#### EXERCISE GOAL:
Return each entry exactly, omitting nothing.
-- begin --
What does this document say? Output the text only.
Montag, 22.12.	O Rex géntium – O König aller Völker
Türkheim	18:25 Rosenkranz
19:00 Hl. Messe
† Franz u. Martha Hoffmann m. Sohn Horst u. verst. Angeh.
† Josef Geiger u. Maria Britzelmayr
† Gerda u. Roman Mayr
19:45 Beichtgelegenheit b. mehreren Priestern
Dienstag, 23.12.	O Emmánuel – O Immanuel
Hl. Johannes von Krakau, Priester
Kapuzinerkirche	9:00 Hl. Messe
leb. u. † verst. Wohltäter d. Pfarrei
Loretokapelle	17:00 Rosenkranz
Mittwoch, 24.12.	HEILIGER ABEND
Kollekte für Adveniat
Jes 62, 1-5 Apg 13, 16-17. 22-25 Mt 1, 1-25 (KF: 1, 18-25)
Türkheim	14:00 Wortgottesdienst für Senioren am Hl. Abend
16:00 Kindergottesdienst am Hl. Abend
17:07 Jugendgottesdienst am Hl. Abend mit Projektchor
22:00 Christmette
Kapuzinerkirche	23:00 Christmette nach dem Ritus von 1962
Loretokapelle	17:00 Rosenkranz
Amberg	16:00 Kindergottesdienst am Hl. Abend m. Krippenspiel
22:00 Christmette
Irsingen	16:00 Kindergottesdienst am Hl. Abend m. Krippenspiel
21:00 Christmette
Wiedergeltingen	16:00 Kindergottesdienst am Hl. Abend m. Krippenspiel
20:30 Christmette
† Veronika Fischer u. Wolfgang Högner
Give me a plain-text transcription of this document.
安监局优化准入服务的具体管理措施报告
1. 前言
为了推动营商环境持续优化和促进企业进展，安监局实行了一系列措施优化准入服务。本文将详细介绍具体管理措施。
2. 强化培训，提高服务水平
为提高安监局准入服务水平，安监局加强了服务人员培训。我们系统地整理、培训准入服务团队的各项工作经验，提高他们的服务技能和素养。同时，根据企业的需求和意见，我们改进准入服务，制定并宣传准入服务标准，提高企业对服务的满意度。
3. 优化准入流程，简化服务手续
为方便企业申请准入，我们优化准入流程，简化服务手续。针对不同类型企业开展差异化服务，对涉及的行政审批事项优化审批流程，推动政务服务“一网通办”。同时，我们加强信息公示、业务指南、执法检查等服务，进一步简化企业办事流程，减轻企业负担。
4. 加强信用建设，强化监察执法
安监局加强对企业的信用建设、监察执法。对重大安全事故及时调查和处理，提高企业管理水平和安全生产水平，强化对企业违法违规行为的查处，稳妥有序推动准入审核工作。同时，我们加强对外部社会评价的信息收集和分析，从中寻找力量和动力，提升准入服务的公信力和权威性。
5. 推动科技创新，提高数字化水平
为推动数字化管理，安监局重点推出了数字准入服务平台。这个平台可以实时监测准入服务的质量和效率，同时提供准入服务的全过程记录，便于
-- end --
#### EXPECTED ANSWER:
What does this document say? Output the text only.
Montag, 22.12.	O Rex géntium – O König aller Völker
Türkheim	18:25 Rosenkranz
19:00 Hl. Messe
† Franz u. Martha Hoffmann m. Sohn Horst u. verst. Angeh.
† Josef Geiger u. Maria Britzelmayr
† Gerda u. Roman Mayr
19:45 Beichtgelegenheit b. mehreren Priestern
Dienstag, 23.12.	O Emmánuel – O Immanuel
Hl. Johannes von Krakau, Priester
Kapuzinerkirche	9:00 Hl. Messe
leb. u. † verst. Wohltäter d. Pfarrei
Loretokapelle	17:00 Rosenkranz
Mittwoch, 24.12.	HEILIGER ABEND
Kollekte für Adveniat
Jes 62, 1-5 Apg 13, 16-17. 22-25 Mt 1, 1-25 (KF: 1, 18-25)
Türkheim	14:00 Wortgottesdienst für Senioren am Hl. Abend
16:00 Kindergottesdienst am Hl. Abend
17:07 Jugendgottesdienst am Hl. Abend mit Projektchor
22:00 Christmette
Kapuzinerkirche	23:00 Christmette nach dem Ritus von 1962
Loretokapelle	17:00 Rosenkranz
Amberg	16:00 Kindergottesdienst am Hl. Abend m. Krippenspiel
22:00 Christmette
Irsingen	16:00 Kindergottesdienst am Hl. Abend m. Krippenspiel
21:00 Christmette
Wiedergeltingen	16:00 Kindergottesdienst am Hl. Abend m. Krippenspiel
20:30 Christmette
† Veronika Fischer u. Wolfgang Högner
Give me a plain-text transcription of this document.
安监局优化准入服务的具体管理措施报告
1. 前言
为了推动营商环境持续优化和促进企业进展，安监局实行了一系列措施优化准入服务。本文将详细介绍具体管理措施。
2. 强化培训，提高服务水平
为提高安监局准入服务水平，安监局加强了服务人员培训。我们系统地整理、培训准入服务团队的各项工作经验，提高他们的服务技能和素养。同时，根据企业的需求和意见，我们改进准入服务，制定并宣传准入服务标准，提高企业对服务的满意度。
3. 优化准入流程，简化服务手续
为方便企业申请准入，我们优化准入流程，简化服务手续。针对不同类型企业开展差异化服务，对涉及的行政审批事项优化审批流程，推动政务服务“一网通办”。同时，我们加强信息公示、业务指南、执法检查等服务，进一步简化企业办事流程，减轻企业负担。
4. 加强信用建设，强化监察执法
安监局加强对企业的信用建设、监察执法。对重大安全事故及时调查和处理，提高企业管理水平和安全生产水平，强化对企业违法违规行为的查处，稳妥有序推动准入审核工作。同时，我们加强对外部社会评价的信息收集和分析，从中寻找力量和动力，提升准入服务的公信力和权威性。
5. 推动科技创新，提高数字化水平
为推动数字化管理，安监局重点推出了数字准入服务平台。这个平台可以实时监测准入服务的质量和效率，同时提供准入服务的全过程记录，便于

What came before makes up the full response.